Set down each record exactly as written.

Start

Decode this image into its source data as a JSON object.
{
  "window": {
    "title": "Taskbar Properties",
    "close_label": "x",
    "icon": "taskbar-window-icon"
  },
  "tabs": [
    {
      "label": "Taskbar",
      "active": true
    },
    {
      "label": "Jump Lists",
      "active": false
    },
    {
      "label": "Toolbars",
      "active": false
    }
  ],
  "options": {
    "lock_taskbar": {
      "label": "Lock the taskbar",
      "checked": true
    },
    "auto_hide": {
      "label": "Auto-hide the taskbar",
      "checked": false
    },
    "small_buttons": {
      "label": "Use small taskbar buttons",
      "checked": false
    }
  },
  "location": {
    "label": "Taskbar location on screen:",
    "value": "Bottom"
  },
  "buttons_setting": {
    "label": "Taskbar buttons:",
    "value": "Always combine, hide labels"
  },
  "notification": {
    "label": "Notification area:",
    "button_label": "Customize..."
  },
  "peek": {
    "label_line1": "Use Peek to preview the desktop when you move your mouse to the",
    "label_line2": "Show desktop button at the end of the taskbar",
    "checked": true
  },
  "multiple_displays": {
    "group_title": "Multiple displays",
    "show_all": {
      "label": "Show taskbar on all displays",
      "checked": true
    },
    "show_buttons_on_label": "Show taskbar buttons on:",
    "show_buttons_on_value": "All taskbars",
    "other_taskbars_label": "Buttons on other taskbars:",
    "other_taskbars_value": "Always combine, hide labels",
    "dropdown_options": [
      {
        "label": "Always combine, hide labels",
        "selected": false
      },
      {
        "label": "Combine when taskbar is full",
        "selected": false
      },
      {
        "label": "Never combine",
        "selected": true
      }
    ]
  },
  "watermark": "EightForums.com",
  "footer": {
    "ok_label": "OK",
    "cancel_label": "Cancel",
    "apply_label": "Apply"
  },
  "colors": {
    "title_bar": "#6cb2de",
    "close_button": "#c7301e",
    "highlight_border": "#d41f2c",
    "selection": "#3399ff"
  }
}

End

TASK SOLUTION:
Decode this image into its source data as a JSON object.
{
  "window": {
    "title": "Taskbar Properties",
    "close_label": "x",
    "icon": "taskbar-window-icon"
  },
  "tabs": [
    {
      "label": "Taskbar",
      "active": true
    },
    {
      "label": "Jump Lists",
      "active": false
    },
    {
      "label": "Toolbars",
      "active": false
    }
  ],
  "options": {
    "lock_taskbar": {
      "label": "Lock the taskbar",
      "checked": true
    },
    "auto_hide": {
      "label": "Auto-hide the taskbar",
      "checked": false
    },
    "small_buttons": {
      "label": "Use small taskbar buttons",
      "checked": false
    }
  },
  "location": {
    "label": "Taskbar location on screen:",
    "value": "Bottom"
  },
  "buttons_setting": {
    "label": "Taskbar buttons:",
    "value": "Always combine, hide labels"
  },
  "notification": {
    "label": "Notification area:",
    "button_label": "Customize..."
  },
  "peek": {
    "label_line1": "Use Peek to preview the desktop when you move your mouse to the",
    "label_line2": "Show desktop button at the end of the taskbar",
    "checked": true
  },
  "multiple_displays": {
    "group_title": "Multiple displays",
    "show_all": {
      "label": "Show taskbar on all displays",
      "checked": true
    },
    "show_buttons_on_label": "Show taskbar buttons on:",
    "show_buttons_on_value": "All taskbars",
    "other_taskbars_label": "Buttons on other taskbars:",
    "other_taskbars_value": "Always combine, hide labels",
    "dropdown_options": [
      {
        "label": "Always combine, hide labels",
        "selected": false
      },
      {
        "label": "Combine when taskbar is full",
        "selected": false
      },
      {
        "label": "Never combine",
        "selected": true
      }
    ]
  },
  "watermark": "EightForums.com",
  "footer": {
    "ok_label": "OK",
    "cancel_label": "Cancel",
    "apply_label": "Apply"
  },
  "colors": {
    "title_bar": "#6cb2de",
    "close_button": "#c7301e",
    "highlight_border": "#d41f2c",
    "selection": "#3399ff"
  }
}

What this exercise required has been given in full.